### Saved data entries
[START]
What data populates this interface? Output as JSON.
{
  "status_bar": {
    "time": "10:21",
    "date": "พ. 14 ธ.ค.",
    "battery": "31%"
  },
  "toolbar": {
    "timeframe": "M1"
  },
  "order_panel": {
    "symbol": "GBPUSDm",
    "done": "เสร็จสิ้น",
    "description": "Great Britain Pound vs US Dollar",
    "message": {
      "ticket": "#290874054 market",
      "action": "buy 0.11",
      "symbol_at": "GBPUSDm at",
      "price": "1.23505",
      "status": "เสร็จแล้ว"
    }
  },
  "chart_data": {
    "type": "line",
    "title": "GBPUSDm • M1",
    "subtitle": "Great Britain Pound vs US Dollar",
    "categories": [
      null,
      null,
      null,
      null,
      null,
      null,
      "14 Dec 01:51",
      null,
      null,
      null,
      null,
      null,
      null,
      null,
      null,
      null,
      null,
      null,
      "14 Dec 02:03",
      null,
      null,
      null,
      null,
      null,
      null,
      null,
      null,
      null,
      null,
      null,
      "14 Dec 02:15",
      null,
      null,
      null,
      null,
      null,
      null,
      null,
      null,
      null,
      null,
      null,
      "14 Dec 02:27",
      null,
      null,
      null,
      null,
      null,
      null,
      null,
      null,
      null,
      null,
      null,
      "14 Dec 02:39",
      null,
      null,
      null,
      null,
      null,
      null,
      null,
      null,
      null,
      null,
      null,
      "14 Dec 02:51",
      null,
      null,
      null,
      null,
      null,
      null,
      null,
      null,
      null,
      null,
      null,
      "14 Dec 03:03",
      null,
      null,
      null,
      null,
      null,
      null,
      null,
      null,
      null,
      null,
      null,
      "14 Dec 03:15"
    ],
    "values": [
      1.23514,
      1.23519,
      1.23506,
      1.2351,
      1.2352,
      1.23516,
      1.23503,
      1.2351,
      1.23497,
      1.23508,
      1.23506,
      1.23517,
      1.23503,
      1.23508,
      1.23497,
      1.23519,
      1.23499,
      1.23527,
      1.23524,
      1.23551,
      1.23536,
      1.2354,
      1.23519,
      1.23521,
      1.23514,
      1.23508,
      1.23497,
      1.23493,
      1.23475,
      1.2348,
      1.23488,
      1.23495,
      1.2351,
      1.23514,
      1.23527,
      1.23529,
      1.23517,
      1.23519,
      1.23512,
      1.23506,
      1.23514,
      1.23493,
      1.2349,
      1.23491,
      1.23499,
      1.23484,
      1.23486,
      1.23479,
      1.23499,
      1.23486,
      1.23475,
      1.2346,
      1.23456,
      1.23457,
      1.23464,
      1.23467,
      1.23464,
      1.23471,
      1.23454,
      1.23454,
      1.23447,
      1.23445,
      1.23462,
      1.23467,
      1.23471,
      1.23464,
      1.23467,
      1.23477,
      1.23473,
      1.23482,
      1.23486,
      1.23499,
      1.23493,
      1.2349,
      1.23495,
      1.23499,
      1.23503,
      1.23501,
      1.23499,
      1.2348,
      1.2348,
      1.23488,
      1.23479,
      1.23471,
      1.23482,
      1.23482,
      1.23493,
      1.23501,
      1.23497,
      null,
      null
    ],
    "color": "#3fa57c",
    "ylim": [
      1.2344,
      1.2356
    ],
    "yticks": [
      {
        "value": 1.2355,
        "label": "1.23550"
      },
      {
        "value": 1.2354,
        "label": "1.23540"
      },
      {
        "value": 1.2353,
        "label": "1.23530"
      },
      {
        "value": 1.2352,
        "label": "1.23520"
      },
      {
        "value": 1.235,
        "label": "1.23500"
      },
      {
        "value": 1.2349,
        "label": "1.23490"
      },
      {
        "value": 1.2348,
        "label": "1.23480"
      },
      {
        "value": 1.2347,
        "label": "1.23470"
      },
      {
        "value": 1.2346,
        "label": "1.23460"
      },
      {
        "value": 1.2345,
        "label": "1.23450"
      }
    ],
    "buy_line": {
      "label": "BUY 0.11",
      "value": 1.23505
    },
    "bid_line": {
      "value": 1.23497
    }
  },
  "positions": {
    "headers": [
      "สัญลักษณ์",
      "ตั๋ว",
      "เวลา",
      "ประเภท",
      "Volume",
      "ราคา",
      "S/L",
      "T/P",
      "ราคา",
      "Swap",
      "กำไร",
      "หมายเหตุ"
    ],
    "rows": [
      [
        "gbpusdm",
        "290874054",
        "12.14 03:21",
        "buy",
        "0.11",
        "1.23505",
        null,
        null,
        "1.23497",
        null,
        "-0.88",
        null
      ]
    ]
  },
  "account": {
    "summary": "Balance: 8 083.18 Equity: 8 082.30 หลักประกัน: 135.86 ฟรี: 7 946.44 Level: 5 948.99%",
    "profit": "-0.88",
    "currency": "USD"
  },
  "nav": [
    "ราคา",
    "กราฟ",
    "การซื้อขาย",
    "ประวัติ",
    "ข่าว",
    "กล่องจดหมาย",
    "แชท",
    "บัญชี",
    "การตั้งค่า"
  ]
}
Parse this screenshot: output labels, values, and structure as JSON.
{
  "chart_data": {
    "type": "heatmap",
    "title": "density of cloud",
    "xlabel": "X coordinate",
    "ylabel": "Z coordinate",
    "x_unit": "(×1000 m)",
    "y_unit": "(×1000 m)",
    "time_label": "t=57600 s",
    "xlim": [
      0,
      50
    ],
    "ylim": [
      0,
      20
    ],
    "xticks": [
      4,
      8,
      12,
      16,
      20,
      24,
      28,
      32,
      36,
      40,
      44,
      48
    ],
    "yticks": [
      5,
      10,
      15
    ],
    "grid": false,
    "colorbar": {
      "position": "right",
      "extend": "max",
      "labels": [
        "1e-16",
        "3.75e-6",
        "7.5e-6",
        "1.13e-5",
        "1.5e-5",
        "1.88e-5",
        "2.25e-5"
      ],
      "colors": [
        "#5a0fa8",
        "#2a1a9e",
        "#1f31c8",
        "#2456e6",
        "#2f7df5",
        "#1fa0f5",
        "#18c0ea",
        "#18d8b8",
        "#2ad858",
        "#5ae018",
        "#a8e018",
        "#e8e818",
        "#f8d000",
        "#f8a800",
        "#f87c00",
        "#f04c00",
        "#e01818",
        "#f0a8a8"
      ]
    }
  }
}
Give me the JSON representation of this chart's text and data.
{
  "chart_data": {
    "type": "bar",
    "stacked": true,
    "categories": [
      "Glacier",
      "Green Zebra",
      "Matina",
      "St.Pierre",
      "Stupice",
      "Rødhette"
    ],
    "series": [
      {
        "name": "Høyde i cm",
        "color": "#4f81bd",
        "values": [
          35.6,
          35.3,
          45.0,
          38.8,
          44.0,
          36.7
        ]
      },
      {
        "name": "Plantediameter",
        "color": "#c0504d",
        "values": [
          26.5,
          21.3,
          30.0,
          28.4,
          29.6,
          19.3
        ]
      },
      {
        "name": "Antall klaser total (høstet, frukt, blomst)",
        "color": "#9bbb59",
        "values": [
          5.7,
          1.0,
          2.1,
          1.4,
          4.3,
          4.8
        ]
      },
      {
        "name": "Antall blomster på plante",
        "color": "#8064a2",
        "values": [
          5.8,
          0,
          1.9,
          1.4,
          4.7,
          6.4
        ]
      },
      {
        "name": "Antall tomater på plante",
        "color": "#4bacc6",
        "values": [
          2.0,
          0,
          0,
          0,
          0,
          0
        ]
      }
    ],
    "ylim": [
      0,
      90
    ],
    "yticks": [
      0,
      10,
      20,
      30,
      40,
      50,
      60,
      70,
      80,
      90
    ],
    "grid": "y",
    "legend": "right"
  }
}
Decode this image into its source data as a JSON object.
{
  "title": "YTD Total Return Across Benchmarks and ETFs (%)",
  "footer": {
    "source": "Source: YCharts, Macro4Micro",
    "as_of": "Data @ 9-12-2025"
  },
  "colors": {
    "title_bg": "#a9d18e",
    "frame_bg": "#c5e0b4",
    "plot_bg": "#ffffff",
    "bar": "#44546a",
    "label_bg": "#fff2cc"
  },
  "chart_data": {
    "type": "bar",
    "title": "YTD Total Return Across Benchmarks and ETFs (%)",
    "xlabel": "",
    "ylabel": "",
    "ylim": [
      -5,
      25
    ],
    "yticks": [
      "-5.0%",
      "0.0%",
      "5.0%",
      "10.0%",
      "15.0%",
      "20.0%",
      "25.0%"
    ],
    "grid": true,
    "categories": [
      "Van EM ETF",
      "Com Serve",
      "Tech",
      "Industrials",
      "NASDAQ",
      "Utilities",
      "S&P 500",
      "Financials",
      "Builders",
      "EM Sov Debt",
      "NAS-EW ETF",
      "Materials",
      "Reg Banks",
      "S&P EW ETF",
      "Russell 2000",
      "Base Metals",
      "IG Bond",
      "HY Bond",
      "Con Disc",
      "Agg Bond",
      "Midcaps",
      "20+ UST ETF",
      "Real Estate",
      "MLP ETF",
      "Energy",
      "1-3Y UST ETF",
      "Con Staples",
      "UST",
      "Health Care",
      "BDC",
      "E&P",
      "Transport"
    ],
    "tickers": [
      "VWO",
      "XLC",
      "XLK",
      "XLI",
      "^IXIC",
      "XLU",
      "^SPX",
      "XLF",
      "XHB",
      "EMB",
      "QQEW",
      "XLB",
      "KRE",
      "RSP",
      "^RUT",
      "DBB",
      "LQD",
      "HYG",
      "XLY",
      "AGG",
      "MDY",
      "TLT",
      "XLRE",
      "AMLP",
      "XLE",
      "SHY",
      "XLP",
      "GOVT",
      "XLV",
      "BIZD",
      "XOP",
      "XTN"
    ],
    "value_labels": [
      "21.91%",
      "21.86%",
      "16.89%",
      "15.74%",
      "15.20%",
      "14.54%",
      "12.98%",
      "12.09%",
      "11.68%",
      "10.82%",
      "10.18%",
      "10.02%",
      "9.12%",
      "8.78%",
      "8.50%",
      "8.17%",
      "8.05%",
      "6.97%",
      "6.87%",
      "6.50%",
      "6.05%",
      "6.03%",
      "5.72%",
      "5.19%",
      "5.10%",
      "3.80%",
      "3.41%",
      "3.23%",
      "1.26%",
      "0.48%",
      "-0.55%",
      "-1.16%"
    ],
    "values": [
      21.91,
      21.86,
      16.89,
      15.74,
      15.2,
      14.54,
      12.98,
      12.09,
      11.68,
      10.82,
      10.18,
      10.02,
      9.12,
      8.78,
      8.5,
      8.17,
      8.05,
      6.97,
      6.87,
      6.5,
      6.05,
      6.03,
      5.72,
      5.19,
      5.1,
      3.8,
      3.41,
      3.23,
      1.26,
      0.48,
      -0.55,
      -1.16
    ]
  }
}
[END]
### GOAL
Copy out the lines in which the string "Return" appears.

### EXERCISE RESULT
  "title": "YTD Total Return Across Benchmarks and ETFs (%)",
    "title": "YTD Total Return Across Benchmarks and ETFs (%)",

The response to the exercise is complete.